• **Stated exercise**: Lines containing the word "NaOH" are the ones to copy from the records below.

[Rows from a dataset]
========

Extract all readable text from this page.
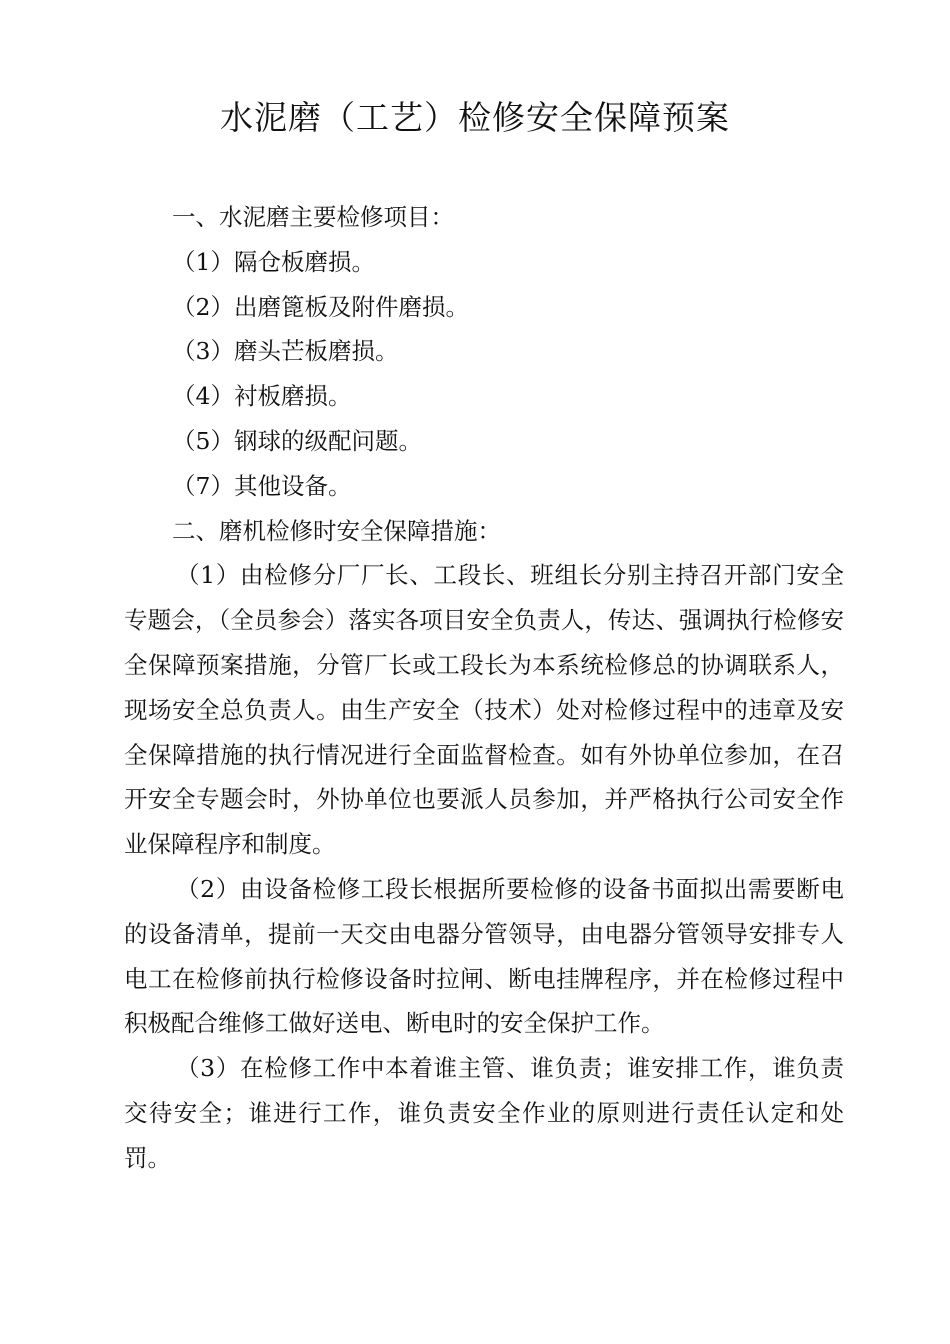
水泥磨（工艺）检修安全保障预案

一、水泥磨主要检修项目：

（1）隔仓板磨损。

（2）出磨篦板及附件磨损。

（3）磨头芒板磨损。

（4）衬板磨损。

（5）钢球的级配问题。

（7）其他设备。

二、磨机检修时安全保障措施：

（1）由检修分厂厂长、工段长、班组长分别主持召开部门安全专题会，（全员参会）落实各项目安全负责人，传达、强调执行检修安全保障预案措施，分管厂长或工段长为本系统检修总的协调联系人，现场安全总负责人。由生产安全（技术）处对检修过程中的违章及安全保障措施的执行情况进行全面监督检查。如有外协单位参加，在召开安全专题会时，外协单位也要派人员参加，并严格执行公司安全作业保障程序和制度。

（2）由设备检修工段长根据所要检修的设备书面拟出需要断电的设备清单，提前一天交由电器分管领导，由电器分管领导安排专人电工在检修前执行检修设备时拉闸、断电挂牌程序，并在检修过程中积极配合维修工做好送电、断电时的安全保护工作。

（3）在检修工作中本着谁主管、谁负责；谁安排工作，谁负责交待安全；谁进行工作，谁负责安全作业的原则进行责任认定和处罚。
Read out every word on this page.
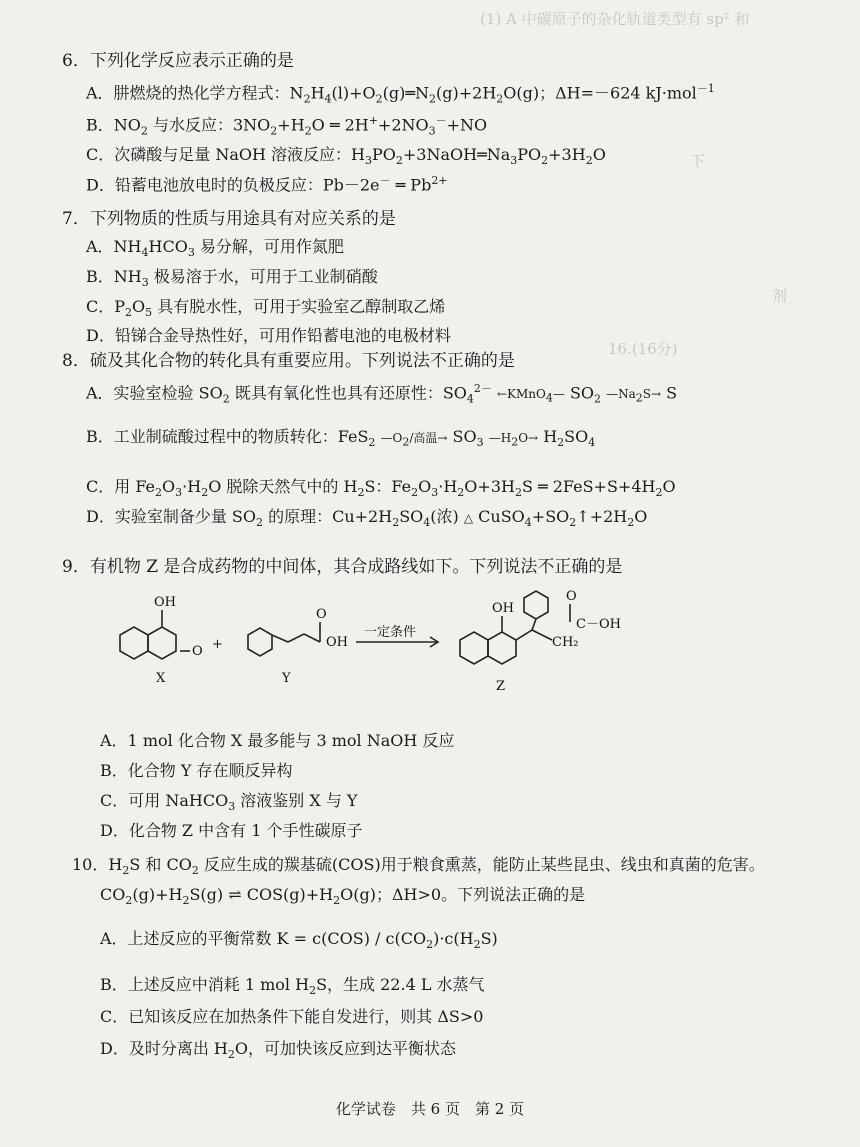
(1) A 中碳原子的杂化轨道类型有 sp² 和
下
剂
16.(16分)
6．下列化学反应表示正确的是
A．肼燃烧的热化学方程式：$N_2H_4(l)+O_2(g)═N_2(g)+2H_2O(g)$；ΔH=－624 kJ·mol$^{-1}$
B．$NO_2$ 与水反应：$3NO_2+H_2O$ ═ $2H^++2NO_3^-+NO$
C．次磷酸与足量 NaOH 溶液反应：$H_3PO_2+3NaOH═Na_3PO_2+3H_2O$
D．铅蓄电池放电时的负极反应：Pb－2e－ ═ $Pb^{2+}$
7．下列物质的性质与用途具有对应关系的是
A．$NH_4HCO_3$ 易分解，可用作氮肥
B．$NH_3$ 极易溶于水，可用于工业制硝酸
C．$P_2O_5$ 具有脱水性，可用于实验室乙醇制取乙烯
D．铅锑合金导热性好，可用作铅蓄电池的电极材料
8．硫及其化合物的转化具有重要应用。下列说法不正确的是
A．实验室检验 $SO_2$ 既具有氧化性也具有还原性：$SO_4^{2-}$ ←KMnO$_4$— $SO_2$ $—Na_2S\to S$
B．工业制硫酸过程中的物质转化：FeS$_2$ $—O_2/$高温→ $SO_3$ $—H_2O\to H_2SO_4$
C．用 $Fe_2O_3\cdot H_2O$ 脱除天然气中的 $H_2S$：$Fe_2O_3\cdot H_2O+3H_2S$ ═ $2FeS+S+4H_2O$
D．实验室制备少量 $SO_2$ 的原理：$Cu+2H_2SO_4$(浓) △ $CuSO_4+SO_2↑+2H_2O$
9．有机物 Z 是合成药物的中间体，其合成路线如下。下列说法不正确的是
OH
O
X
+
O
OH
Y
一定条件
OH
CH₂
O
C－OH
Z
A．1 mol 化合物 X 最多能与 3 mol NaOH 反应
B．化合物 Y 存在顺反异构
C．可用 NaHCO$_3$ 溶液鉴别 X 与 Y
D．化合物 Z 中含有 1 个手性碳原子
10．$H_2S$ 和 $CO_2$ 反应生成的羰基硫(COS)用于粮食熏蒸，能防止某些昆虫、线虫和真菌的危害。
$CO_2(g)+H_2S(g)$ ⇌ $COS(g)+H_2O(g)$；ΔH>0。下列说法正确的是
A．上述反应的平衡常数 $K = c(COS) / c(CO_2)\cdot c(H_2S)$
B．上述反应中消耗 1 mol $H_2S$，生成 22.4 L 水蒸气
C．已知该反应在加热条件下能自发进行，则其 ΔS>0
D．及时分离出 $H_2O$，可加快该反应到达平衡状态
化学试卷　共 6 页　第 2 页
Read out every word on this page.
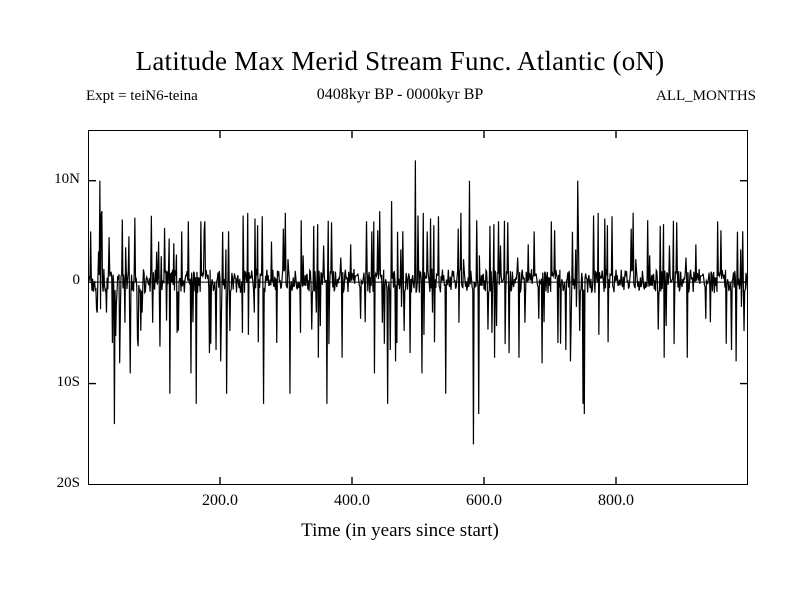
Latitude Max Merid Stream Func. Atlantic (oN)
Expt = teiN6-teina	0408kyr BP - 0000kyr BP	ALL_MONTHS
10N
0
10S
20S
200.0	400.0	600.0	800.0
Time (in years since start)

========

• **Response**:
C．次磷酸与足量 NaOH 溶液反应：$H_3PO_2+3NaOH═Na_3PO_2+3H_2O$
A．1 mol 化合物 X 最多能与 3 mol NaOH 反应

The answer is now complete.